Problem description
Filter the listing below, copying every line in which the word "title" appears.

Saved entries
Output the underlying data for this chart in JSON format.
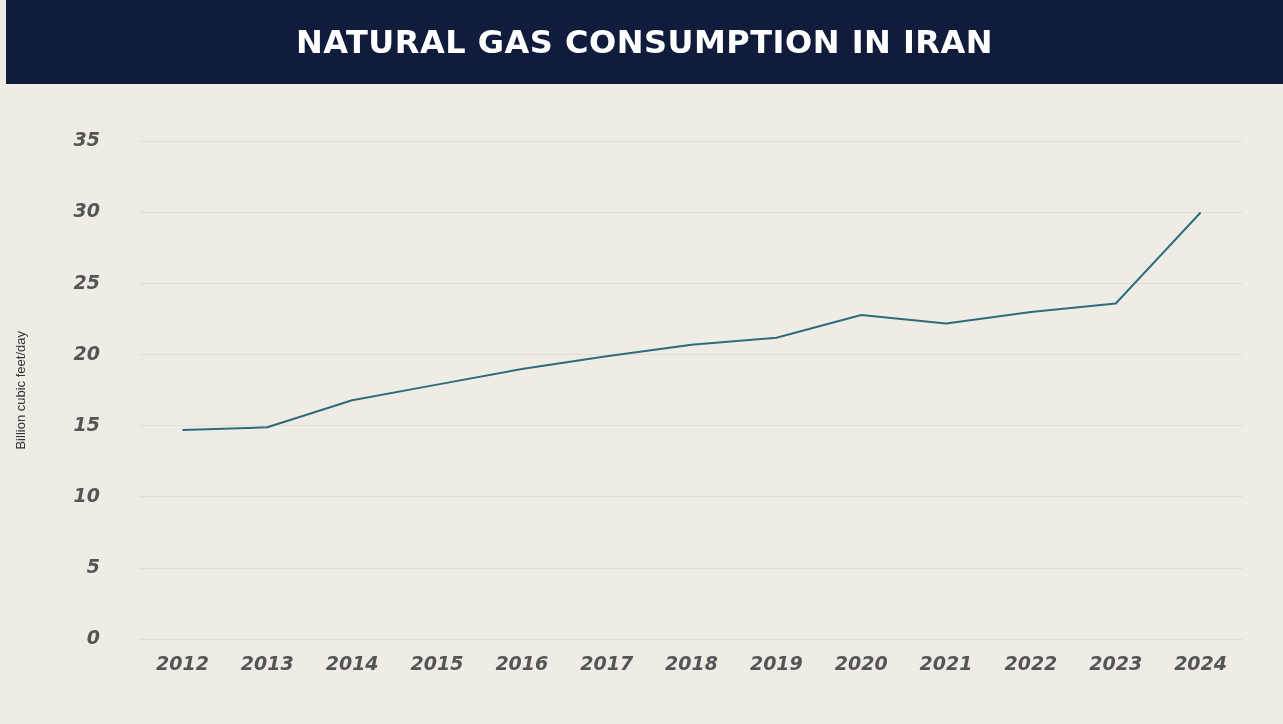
{
  "chart_data": {
    "type": "line",
    "title": "NATURAL GAS CONSUMPTION IN IRAN",
    "ylabel": "Billion cubic feet/day",
    "categories": [
      "2012",
      "2013",
      "2014",
      "2015",
      "2016",
      "2017",
      "2018",
      "2019",
      "2020",
      "2021",
      "2022",
      "2023",
      "2024"
    ],
    "series": [
      {
        "color": "#2f6b7e",
        "values": [
          14.7,
          14.9,
          16.8,
          17.9,
          19.0,
          19.9,
          20.7,
          21.2,
          22.8,
          22.2,
          23.0,
          23.6,
          30.0
        ]
      }
    ],
    "ylim": [
      0,
      35
    ],
    "yticks": [
      0,
      5,
      10,
      15,
      20,
      25,
      30,
      35
    ],
    "grid": "y",
    "legend": false,
    "marker": "none",
    "line_style": "solid"
  }
}
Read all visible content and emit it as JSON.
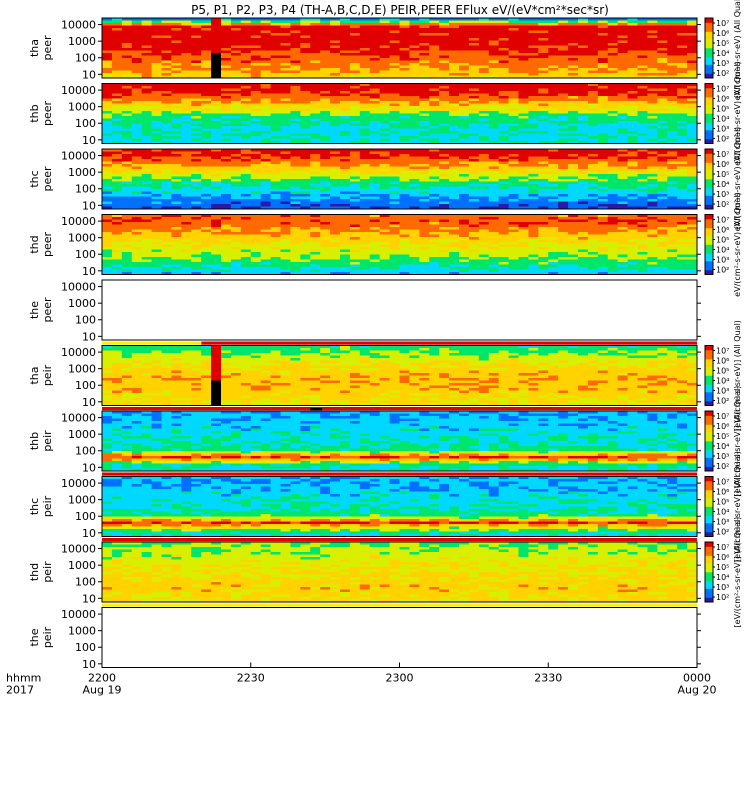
{
  "title": "P5, P1, P2, P3, P4 (TH-A,B,C,D,E) PEIR,PEER EFlux eV/(eV*cm²*sec*sr)",
  "chart_data": {
    "type": "heatmap",
    "y_scale": "log",
    "ylim": [
      6,
      25000
    ],
    "y_ticks": [
      "10",
      "100",
      "1000",
      "10000"
    ],
    "x_ticks": [
      {
        "time": "2200",
        "date": "Aug 19"
      },
      {
        "time": "2230",
        "date": ""
      },
      {
        "time": "2300",
        "date": ""
      },
      {
        "time": "2330",
        "date": ""
      },
      {
        "time": "0000",
        "date": "Aug 20"
      }
    ],
    "x_axis_labels": {
      "line1": "hhmm",
      "line2": "2017"
    },
    "colorbar_ticks": [
      "10²",
      "10³",
      "10⁴",
      "10⁵",
      "10⁶",
      "10⁷"
    ],
    "colorbar_units": {
      "peer": "eV/(cm²-s-sr-eV) (All Qual)",
      "peir": "[eV/(cm²-s-sr-eV)] (All Qual)"
    },
    "colormap": [
      "#2a1aa6",
      "#0070ff",
      "#00d8ff",
      "#00e66a",
      "#d8f000",
      "#ffd200",
      "#ff6a00",
      "#e00000"
    ],
    "panels": [
      {
        "probe": "tha",
        "product": "peer",
        "has_data": true,
        "quality_bar": "none",
        "profile": [
          2,
          7,
          7,
          7,
          7,
          6.7,
          6.3,
          6,
          5.6,
          5.2
        ],
        "gap_fraction": [
          0.167,
          0.187
        ]
      },
      {
        "probe": "thb",
        "product": "peer",
        "has_data": true,
        "quality_bar": "none",
        "profile": [
          7,
          6.8,
          6.2,
          5.4,
          4.6,
          3.6,
          3.2,
          3,
          3,
          3
        ]
      },
      {
        "probe": "thc",
        "product": "peer",
        "has_data": true,
        "quality_bar": "none",
        "profile": [
          7,
          6.7,
          6,
          5.2,
          4.3,
          3.5,
          3,
          2.5,
          2,
          1.4
        ]
      },
      {
        "probe": "thd",
        "product": "peer",
        "has_data": true,
        "quality_bar": "none",
        "profile": [
          6.2,
          6.3,
          6,
          5.5,
          5,
          4.6,
          4.2,
          3.8,
          3.3,
          2.6
        ]
      },
      {
        "probe": "the",
        "product": "peer",
        "has_data": false,
        "quality_bar": "split-yellow-red"
      },
      {
        "probe": "tha",
        "product": "peir",
        "has_data": true,
        "quality_bar": "split-red-white",
        "profile": [
          3.5,
          4,
          4.5,
          5,
          5.3,
          5.5,
          5.5,
          5.3,
          5,
          4.8
        ],
        "gap_fraction": [
          0.167,
          0.187
        ]
      },
      {
        "probe": "thb",
        "product": "peir",
        "has_data": true,
        "quality_bar": "red",
        "profile": [
          2.3,
          2.5,
          2.6,
          2.8,
          3,
          3.2,
          3.5,
          6.8,
          3.5,
          3
        ]
      },
      {
        "probe": "thc",
        "product": "peir",
        "has_data": true,
        "quality_bar": "red",
        "profile": [
          2.3,
          2.4,
          2.6,
          2.8,
          3,
          3.2,
          3.6,
          6.8,
          4,
          3
        ]
      },
      {
        "probe": "thd",
        "product": "peir",
        "has_data": true,
        "quality_bar": "yellow",
        "profile": [
          4,
          4.2,
          4.4,
          4.6,
          4.8,
          5,
          5.2,
          5.3,
          5.2,
          5
        ]
      },
      {
        "probe": "the",
        "product": "peir",
        "has_data": false,
        "quality_bar": "none"
      }
    ]
  }
}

Response
    "title": "NATURAL GAS CONSUMPTION IN IRAN",
  "title": "P5, P1, P2, P3, P4 (TH-A,B,C,D,E) PEIR,PEER EFlux eV/(eV*cm²*sec*sr)",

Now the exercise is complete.